◆ **Exercise instructions**: Please copy out again, unchanged, the rows starting with the line that contains "file-size: 57 KB <box>713 260 739 272</box>" and going on through the line that contains "folder-icon <box>187 225 199 238</box>".
***** Data records
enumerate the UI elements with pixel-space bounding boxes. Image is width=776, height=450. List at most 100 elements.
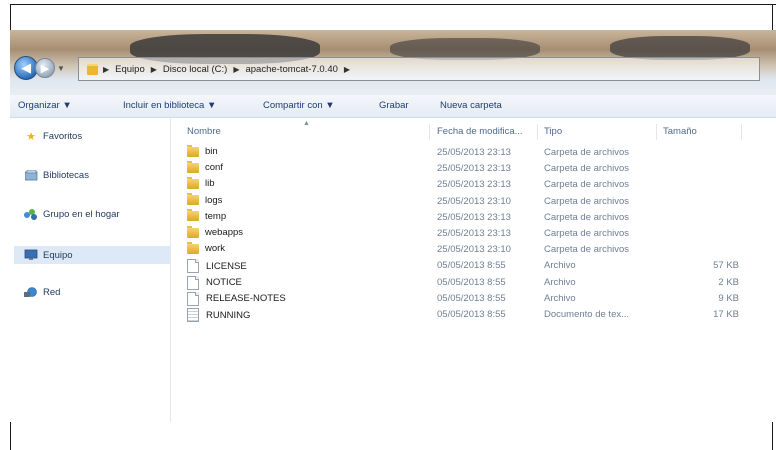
file-size: 57 KB <box>713 260 739 272</box>
sidebar-item-grupo-hogar[interactable]: Grupo en el hogar <box>24 208 120 220</box>
breadcrumb-equipo[interactable]: Equipo <box>115 64 145 75</box>
column-header-date[interactable]: Fecha de modifica... <box>437 126 523 137</box>
file-row[interactable]: webapps 25/05/2013 23:13 Carpeta de archiv… <box>171 225 776 241</box>
file-icon <box>187 291 199 306</box>
folder-icon <box>187 209 199 222</box>
sidebar-item-label: Bibliotecas <box>43 169 89 181</box>
file-row[interactable]: NOTICE 05/05/2013 8:55 Archivo 2 KB <box>171 275 776 290</box>
folder-icon <box>187 225 199 238</box>
file-row[interactable]: work 25/05/2013 23:10 Carpeta de archivos <box>171 241 776 257</box>
file-list: ▲ Nombre Fecha de modifica... Tipo Tamañ… <box>171 118 776 422</box>
file-name-cell: conf <box>187 160 223 174</box>
recent-pages-dropdown-icon[interactable]: ▼ <box>57 64 65 73</box>
file-date: 25/05/2013 23:13 <box>437 147 511 158</box>
file-name: bin <box>205 146 218 157</box>
file-type: Carpeta de archivos <box>544 195 630 207</box>
sidebar-item-label: Equipo <box>43 249 73 261</box>
file-name-cell: webapps <box>187 225 244 238</box>
column-divider[interactable] <box>741 124 742 140</box>
column-header-type[interactable]: Tipo <box>544 126 562 137</box>
frame-top <box>10 4 776 5</box>
file-name: temp <box>205 210 227 222</box>
file-name-cell: work <box>187 241 226 255</box>
file-name: webapps <box>205 227 244 238</box>
address-bar[interactable]: ▶ Equipo ▶ Disco local (C:) ▶ apache-tom… <box>78 57 760 81</box>
column-divider[interactable] <box>537 124 538 140</box>
file-name-cell: bin <box>187 144 218 157</box>
frame-right <box>772 4 773 32</box>
network-icon <box>24 286 38 298</box>
file-date: 25/05/2013 23:13 <box>437 163 511 175</box>
breadcrumb-separator: ▶ <box>343 64 351 74</box>
sidebar-item-label: Grupo en el hogar <box>43 208 120 220</box>
folder-icon <box>187 193 199 206</box>
file-row[interactable]: RELEASE-NOTES 05/05/2013 8:55 Archivo 9 KB <box>171 291 776 306</box>
file-icon <box>187 259 199 274</box>
computer-icon <box>24 249 38 261</box>
file-row[interactable]: logs 25/05/2013 23:10 Carpeta de archivos <box>171 193 776 209</box>
navigation-pane: ★ Favoritos Bibliotecas Grupo en el hoga… <box>10 118 171 422</box>
sort-caret-icon: ▲ <box>303 120 310 127</box>
file-name-cell: logs <box>187 193 223 206</box>
include-in-library-button[interactable]: Incluir en biblioteca ▼ <box>123 100 216 111</box>
share-with-button[interactable]: Compartir con ▼ <box>263 100 335 111</box>
file-type: Carpeta de archivos <box>544 244 630 256</box>
burn-button[interactable]: Grabar <box>379 100 409 111</box>
file-size: 9 KB <box>718 292 739 304</box>
file-name: RELEASE-NOTES <box>206 293 286 305</box>
breadcrumb-apache-tomcat[interactable]: apache-tomcat-7.0.40 <box>245 64 337 75</box>
breadcrumb-disco-local[interactable]: Disco local (C:) <box>163 64 227 75</box>
file-name-cell: RUNNING <box>187 308 250 322</box>
breadcrumb-separator: ▶ <box>103 64 110 74</box>
new-folder-button[interactable]: Nueva carpeta <box>440 100 502 111</box>
forward-arrow-icon: ▶ <box>40 62 50 75</box>
file-date: 05/05/2013 8:55 <box>437 276 506 288</box>
file-name: lib <box>205 178 215 190</box>
file-type: Carpeta de archivos <box>544 228 630 239</box>
file-name: logs <box>205 194 223 206</box>
file-name-cell: NOTICE <box>187 275 242 290</box>
file-row[interactable]: RUNNING 05/05/2013 8:55 Documento de tex..… <box>171 307 776 322</box>
file-name-cell: temp <box>187 209 227 222</box>
file-row[interactable]: lib 25/05/2013 23:13 Carpeta de archivos <box>171 176 776 192</box>
file-row[interactable]: temp 25/05/2013 23:13 Carpeta de archivos <box>171 209 776 225</box>
back-arrow-icon: ◀ <box>21 60 31 75</box>
folder-icon <box>187 144 199 157</box>
column-divider[interactable] <box>656 124 657 140</box>
breadcrumb-separator: ▶ <box>150 64 157 74</box>
file-date: 25/05/2013 23:10 <box>437 195 511 207</box>
file-row[interactable]: bin 25/05/2013 23:13 Carpeta de archivos <box>171 144 776 160</box>
file-row[interactable]: LICENSE 05/05/2013 8:55 Archivo 57 KB <box>171 258 776 274</box>
sidebar-item-bibliotecas[interactable]: Bibliotecas <box>24 169 89 181</box>
sidebar-item-red[interactable]: Red <box>24 286 60 298</box>
file-date: 05/05/2013 8:55 <box>437 292 506 304</box>
sidebar-item-equipo[interactable]: Equipo <box>14 246 170 264</box>
explorer-window: ◀ ▶ ▼ ▶ Equipo ▶ Disco local (C:) ▶ apac… <box>10 30 776 422</box>
file-name: conf <box>205 162 223 174</box>
sidebar-item-favoritos[interactable]: ★ Favoritos <box>24 130 83 143</box>
folder-icon <box>87 63 98 75</box>
file-date: 25/05/2013 23:10 <box>437 244 511 256</box>
forward-button[interactable]: ▶ <box>35 58 55 78</box>
column-header-name[interactable]: Nombre <box>187 126 221 137</box>
file-name: work <box>205 243 226 255</box>
library-icon <box>24 169 38 181</box>
file-icon <box>187 275 199 290</box>
column-header-size[interactable]: Tamaño <box>663 126 697 137</box>
sidebar-item-label: Red <box>43 286 61 298</box>
column-divider[interactable] <box>429 124 430 140</box>
file-size: 17 KB <box>713 309 739 320</box>
file-row[interactable]: conf 25/05/2013 23:13 Carpeta de archivos <box>171 160 776 176</box>
frame-right-lower <box>772 418 773 450</box>
command-bar: Organizar ▼ Incluir en biblioteca ▼ Comp… <box>10 95 776 118</box>
file-type: Archivo <box>544 260 576 272</box>
file-type: Carpeta de archivos <box>544 163 630 175</box>
star-icon: ★ <box>26 130 36 143</box>
file-date: 25/05/2013 23:13 <box>437 228 511 239</box>
file-type: Archivo <box>544 276 576 288</box>
file-type: Documento de tex... <box>544 309 630 320</box>
sidebar-item-label: Favoritos <box>43 130 83 142</box>
organize-button[interactable]: Organizar ▼ <box>18 100 72 111</box>
folder-icon <box>187 176 199 189</box>
file-name-cell: lib <box>187 176 215 190</box>
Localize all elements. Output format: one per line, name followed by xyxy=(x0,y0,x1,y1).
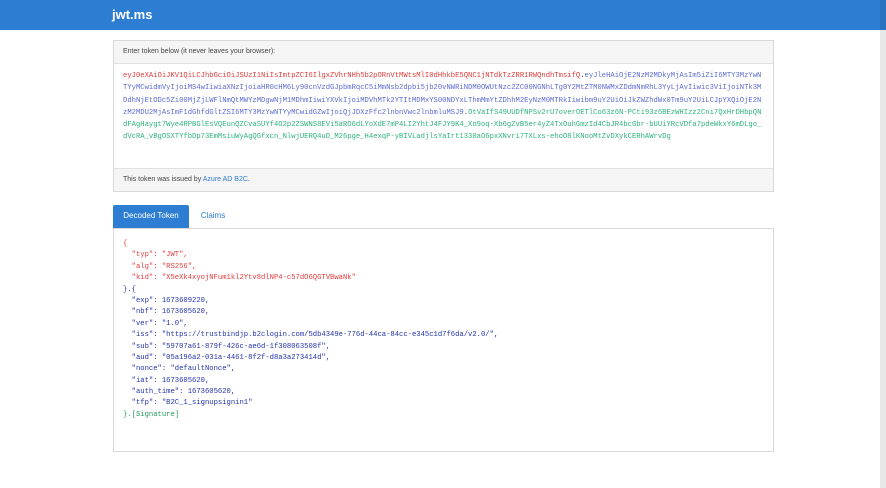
decoded-line: "iat": 1673605620, xyxy=(123,376,210,385)
decoded-line: "iss": "https://trustbindjp.b2clogin.com… xyxy=(123,331,499,340)
decoded-token-panel: { "typ": "JWT", "alg": "RS256", "kid": "… xyxy=(113,228,774,452)
decoded-line: }.[Signature] xyxy=(123,410,180,419)
decoded-line: "ver": "1.0", xyxy=(123,319,188,328)
app-title[interactable]: jwt.ms xyxy=(112,7,152,22)
issuer-prefix: This token was issued by xyxy=(123,176,203,183)
decoded-line: "aud": "05a196a2-031a-4461-8f2f-d8a3a273… xyxy=(123,353,331,362)
decoded-line: "typ": "JWT", xyxy=(123,251,188,260)
decoded-line: "kid": "X5eXk4xyojNFum1kl2Ytv8dlNP4-c57d… xyxy=(123,274,356,283)
tab-claims[interactable]: Claims xyxy=(189,205,237,228)
decoded-line: "tfp": "B2C_1_signupsignin1" xyxy=(123,399,253,408)
token-header-segment: eyJ0eXAiOiJKV1QiLCJhbGciOiJSUzI1NiIsImtp… xyxy=(123,72,581,80)
decoded-line: { xyxy=(123,240,128,248)
decoded-line: }.{ xyxy=(123,285,136,294)
navbar-edge xyxy=(880,0,886,30)
decoded-line: "nbf": 1673605620, xyxy=(123,308,210,317)
issuer-suffix: . xyxy=(247,176,250,183)
result-tabs: Decoded Token Claims xyxy=(113,205,774,228)
decoded-line: "nonce": "defaultNonce", xyxy=(123,365,236,374)
tab-decoded-token[interactable]: Decoded Token xyxy=(113,205,189,228)
scrollbar[interactable] xyxy=(880,30,886,488)
decoded-line: "auth_time": 1673605620, xyxy=(123,388,236,397)
token-panel: Enter token below (it never leaves your … xyxy=(113,40,774,192)
token-input[interactable]: eyJ0eXAiOiJKV1QiLCJhbGciOiJSUzI1NiIsImtp… xyxy=(114,64,773,168)
decoded-line: "sub": "59707a61-879f-426c-ae6d-1f308063… xyxy=(123,342,331,351)
issuer-link[interactable]: Azure AD B2C xyxy=(203,176,248,183)
decoded-line: "exp": 1673609220, xyxy=(123,296,210,305)
token-instruction: Enter token below (it never leaves your … xyxy=(114,41,773,64)
issuer-note: This token was issued by Azure AD B2C. xyxy=(114,168,773,191)
top-navbar: jwt.ms xyxy=(0,0,886,30)
decoded-line: "alg": "RS256", xyxy=(123,262,197,271)
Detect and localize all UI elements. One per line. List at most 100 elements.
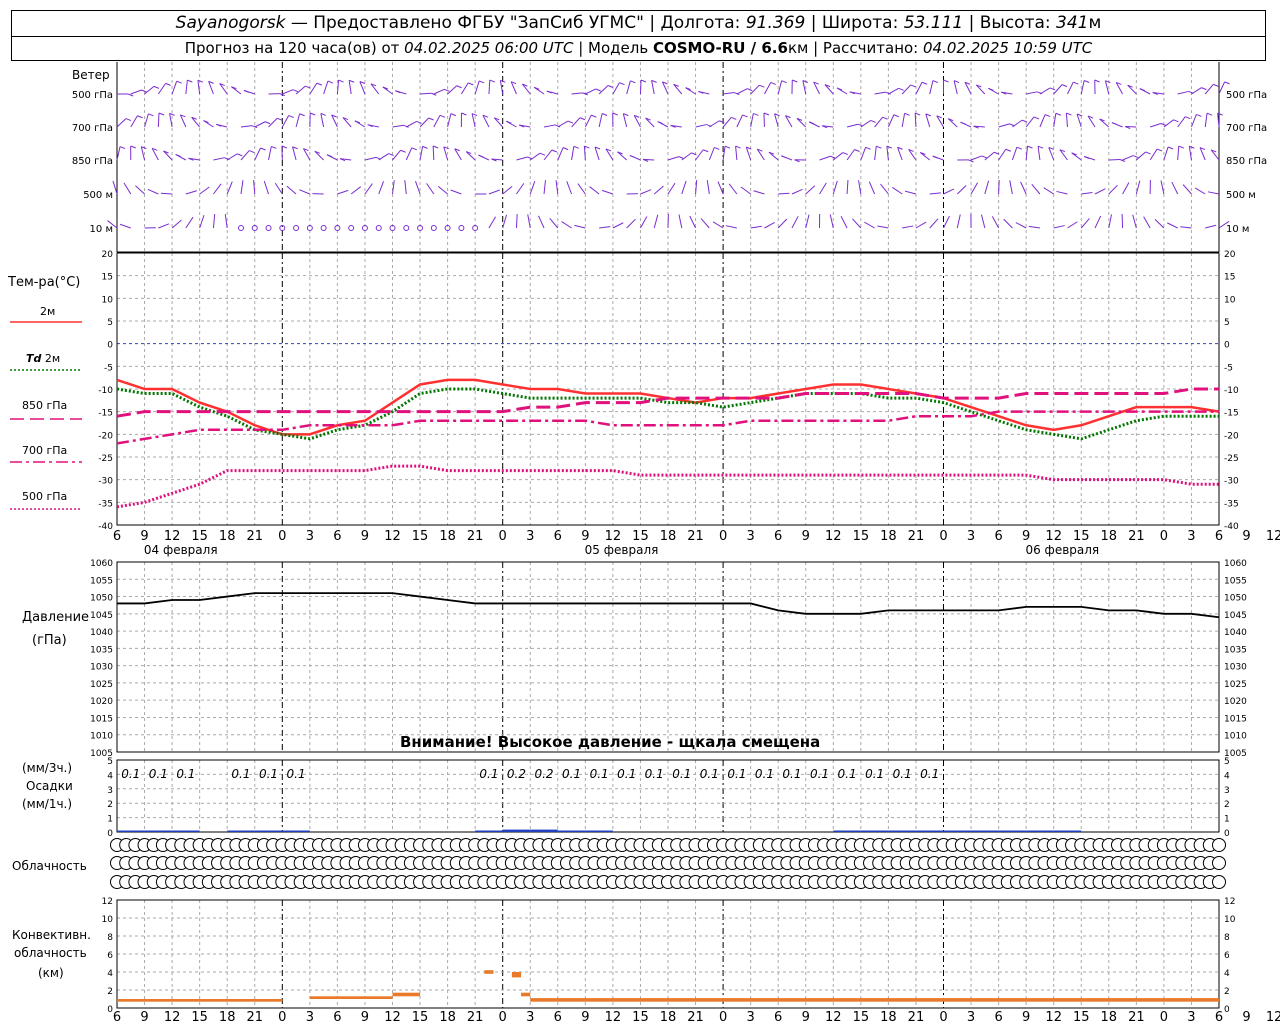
wind-barb-flag bbox=[292, 89, 299, 93]
model-name: COSMO-RU / 6.6 bbox=[652, 39, 788, 57]
wind-barb bbox=[561, 221, 572, 229]
wind-barb-flag bbox=[1111, 122, 1118, 126]
precip-ytick-left: 5 bbox=[107, 757, 113, 767]
pressure-ytick-left: 1040 bbox=[90, 628, 113, 638]
wind-barb bbox=[626, 80, 631, 95]
wind-barb bbox=[864, 221, 875, 229]
wind-barb bbox=[1094, 215, 1102, 229]
legend-td: Td 2м bbox=[26, 352, 60, 365]
wind-barb-flag bbox=[422, 145, 428, 149]
wind-barb bbox=[947, 118, 958, 128]
wind-calm-marker bbox=[375, 225, 382, 231]
conv-xtick-label: 21 bbox=[467, 1010, 484, 1024]
wind-barb-flag bbox=[714, 147, 720, 150]
wind-barb bbox=[254, 121, 266, 128]
wind-barb-flag bbox=[1021, 119, 1028, 123]
precip-bar bbox=[282, 830, 310, 832]
wind-barb bbox=[651, 80, 655, 95]
conv-xtick-label: 3 bbox=[1187, 1010, 1195, 1024]
wind-barb-flag bbox=[1066, 112, 1072, 116]
wind-barb bbox=[640, 216, 648, 229]
conv-xtick-label: 9 bbox=[802, 1010, 810, 1024]
wind-barb-flag bbox=[742, 114, 748, 118]
wind-barb bbox=[998, 123, 1010, 128]
wind-barb bbox=[1104, 80, 1110, 95]
pressure-ytick-right: 1035 bbox=[1224, 645, 1247, 655]
wind-barb bbox=[171, 219, 182, 229]
wind-barb bbox=[888, 87, 899, 95]
conv-xtick-label: 3 bbox=[306, 1010, 314, 1024]
wind-barb bbox=[840, 215, 848, 229]
temp-xtick-label: 9 bbox=[1022, 529, 1030, 544]
wind-barb-flag bbox=[1201, 87, 1207, 91]
wind-barb bbox=[653, 185, 664, 195]
wind-barb bbox=[753, 190, 765, 195]
wind-barb-flag bbox=[316, 82, 323, 86]
wind-barb bbox=[433, 115, 441, 128]
pressure-ytick-left: 1010 bbox=[90, 732, 113, 742]
temp-xtick-label: 15 bbox=[853, 529, 870, 544]
wind-barb bbox=[378, 181, 385, 195]
wind-barb bbox=[171, 81, 178, 95]
temp-ytick-left: 15 bbox=[102, 273, 113, 283]
wind-barb bbox=[998, 148, 1007, 161]
wind-barb bbox=[488, 80, 491, 95]
pressure-title: Давление bbox=[22, 610, 90, 625]
precip-bar bbox=[144, 830, 173, 832]
wind-barb bbox=[404, 180, 407, 195]
pressure-ytick-left: 1020 bbox=[90, 697, 113, 707]
precip-ytick-right: 2 bbox=[1224, 800, 1230, 810]
wind-barb-flag bbox=[416, 120, 422, 124]
temp-xtick-label: 12 bbox=[384, 529, 401, 544]
pressure-ytick-left: 1050 bbox=[90, 594, 113, 604]
model-label: Модель bbox=[588, 39, 649, 57]
wind-barb bbox=[874, 146, 877, 161]
wind-calm-marker bbox=[403, 225, 410, 231]
wind-barb bbox=[626, 218, 636, 229]
wind-barb bbox=[185, 216, 194, 229]
wind-barb bbox=[695, 124, 707, 128]
conv-ytick-right: 8 bbox=[1224, 933, 1230, 943]
wind-barb bbox=[735, 146, 738, 161]
wind-barb bbox=[599, 226, 611, 229]
wind-level-label-left: 10 м bbox=[90, 224, 113, 235]
wind-barb bbox=[240, 150, 250, 161]
header-row-2: Прогноз на 120 часа(ов) от 04.02.2025 06… bbox=[184, 39, 1093, 57]
pressure-ytick-right: 1020 bbox=[1224, 697, 1247, 707]
wind-barb-flag bbox=[573, 145, 579, 149]
conv-cloud-bar bbox=[309, 996, 393, 999]
pressure-unit: (гПа) bbox=[32, 633, 67, 648]
conv-xtick-label: 21 bbox=[246, 1010, 263, 1024]
wind-level-label-left: 500 гПа bbox=[72, 90, 113, 101]
wind-barb bbox=[681, 152, 692, 161]
precip-bar bbox=[1026, 830, 1054, 832]
wind-barb bbox=[447, 113, 452, 128]
wind-barb bbox=[846, 149, 855, 161]
wind-barb bbox=[1099, 118, 1110, 128]
wind-barb bbox=[929, 80, 934, 95]
wind-barb bbox=[130, 89, 142, 95]
conv-xtick-label: 9 bbox=[581, 1010, 589, 1024]
wind-barb bbox=[868, 181, 876, 195]
conv-ytick-right: 12 bbox=[1224, 897, 1235, 907]
wind-barb-flag bbox=[197, 79, 204, 83]
wind-barb bbox=[144, 85, 155, 95]
wind-barb-flag bbox=[579, 117, 586, 121]
temp-xtick-label: 15 bbox=[412, 529, 429, 544]
wind-barb-flag bbox=[119, 146, 126, 150]
wind-barb bbox=[185, 80, 188, 95]
wind-calm-marker bbox=[265, 225, 272, 231]
wind-barb bbox=[768, 151, 779, 161]
legend-500: 500 гПа bbox=[22, 490, 68, 503]
wind-barb bbox=[1190, 114, 1197, 128]
wind-barb bbox=[1003, 218, 1013, 229]
wind-barb bbox=[991, 216, 1000, 229]
conv-xtick-label: 6 bbox=[1215, 1010, 1223, 1024]
wind-calm-marker bbox=[348, 225, 355, 231]
wind-barb bbox=[482, 114, 490, 128]
station-name: Sayanogorsk bbox=[175, 13, 286, 33]
precip-value-label: 0.1 bbox=[810, 767, 829, 781]
wind-barb bbox=[527, 214, 531, 229]
wind-barb bbox=[226, 181, 233, 195]
wind-barb-flag bbox=[489, 79, 495, 83]
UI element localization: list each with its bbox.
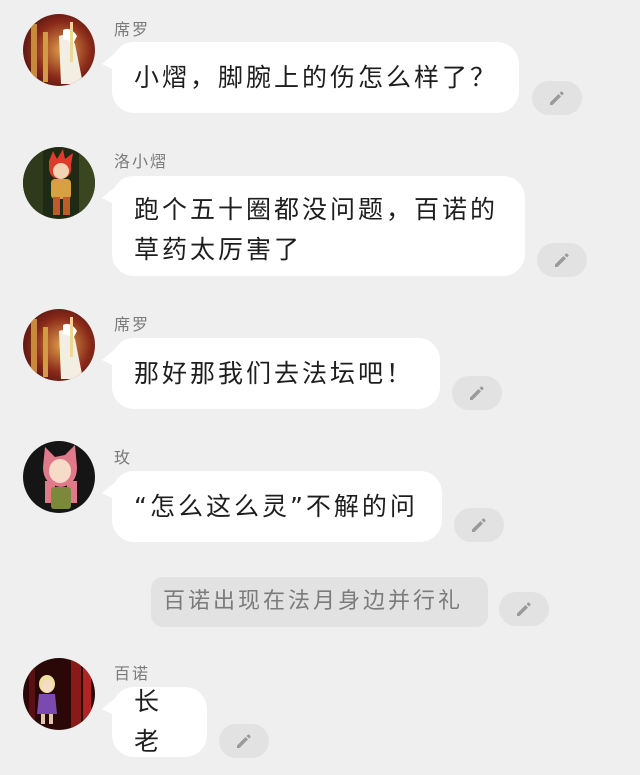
message-text: “怎么这么灵”不解的问 xyxy=(134,491,418,521)
pencil-icon xyxy=(472,518,486,532)
speaker-name: 百诺 xyxy=(114,664,151,683)
avatar-mei[interactable] xyxy=(23,441,95,513)
narration-text: 百诺出现在法月身边并行礼 xyxy=(163,589,464,614)
pencil-icon xyxy=(470,386,484,400)
edit-button[interactable] xyxy=(537,243,587,277)
edit-button[interactable] xyxy=(454,508,504,542)
pencil-icon xyxy=(550,91,564,105)
edit-button[interactable] xyxy=(532,81,582,115)
pencil-icon xyxy=(555,253,569,267)
edit-button[interactable] xyxy=(499,592,549,626)
message-text-line: 草药太厉害了 xyxy=(134,235,303,264)
edit-button[interactable] xyxy=(452,376,502,410)
pencil-icon xyxy=(517,602,531,616)
message-text: 小熠，脚腕上的伤怎么样了？ xyxy=(134,62,499,92)
avatar-xiluo[interactable] xyxy=(23,309,95,381)
message-text: 长老 xyxy=(134,687,163,756)
pencil-icon xyxy=(237,734,251,748)
edit-button[interactable] xyxy=(219,724,269,758)
message-bubble[interactable]: 跑个五十圈都没问题，百诺的 草药太厉害了 xyxy=(102,176,525,276)
speaker-name: 席罗 xyxy=(114,315,151,334)
speaker-name: 玫 xyxy=(114,448,133,467)
avatar-bainuo[interactable] xyxy=(23,658,95,730)
speaker-name: 席罗 xyxy=(114,20,151,39)
avatar-luoxiaoyi[interactable] xyxy=(23,147,95,219)
message-text: 那好那我们去法坛吧！ xyxy=(134,358,415,388)
message-bubble[interactable]: “怎么这么灵”不解的问 xyxy=(102,471,442,542)
message-bubble[interactable]: 长老 xyxy=(102,687,207,757)
message-bubble[interactable]: 那好那我们去法坛吧！ xyxy=(102,338,440,409)
message-text-line: 跑个五十圈都没问题，百诺的 xyxy=(134,195,499,224)
speaker-name: 洛小熠 xyxy=(114,152,169,171)
narration-bubble[interactable]: 百诺出现在法月身边并行礼 xyxy=(151,577,488,627)
message-bubble[interactable]: 小熠，脚腕上的伤怎么样了？ xyxy=(102,42,519,113)
avatar-xiluo[interactable] xyxy=(23,14,95,86)
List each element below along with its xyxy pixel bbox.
**********
◆ **Task result**:
file-size: 57 KB <box>713 260 739 272</box>
sidebar-item-grupo-hogar[interactable]: Grupo en el hogar <box>24 208 120 220</box>
breadcrumb-equipo[interactable]: Equipo <box>115 64 145 75</box>
column-header-date[interactable]: Fecha de modifica... <box>437 126 523 137</box>
file-row[interactable]: webapps 25/05/2013 23:13 Carpeta de archiv… <box>171 225 776 241</box>
file-icon <box>187 291 199 306</box>
folder-icon <box>187 209 199 222</box>
sidebar-item-label: Bibliotecas <box>43 169 89 181</box>
file-row[interactable]: NOTICE 05/05/2013 8:55 Archivo 2 KB <box>171 275 776 290</box>
folder-icon <box>187 225 199 238</box>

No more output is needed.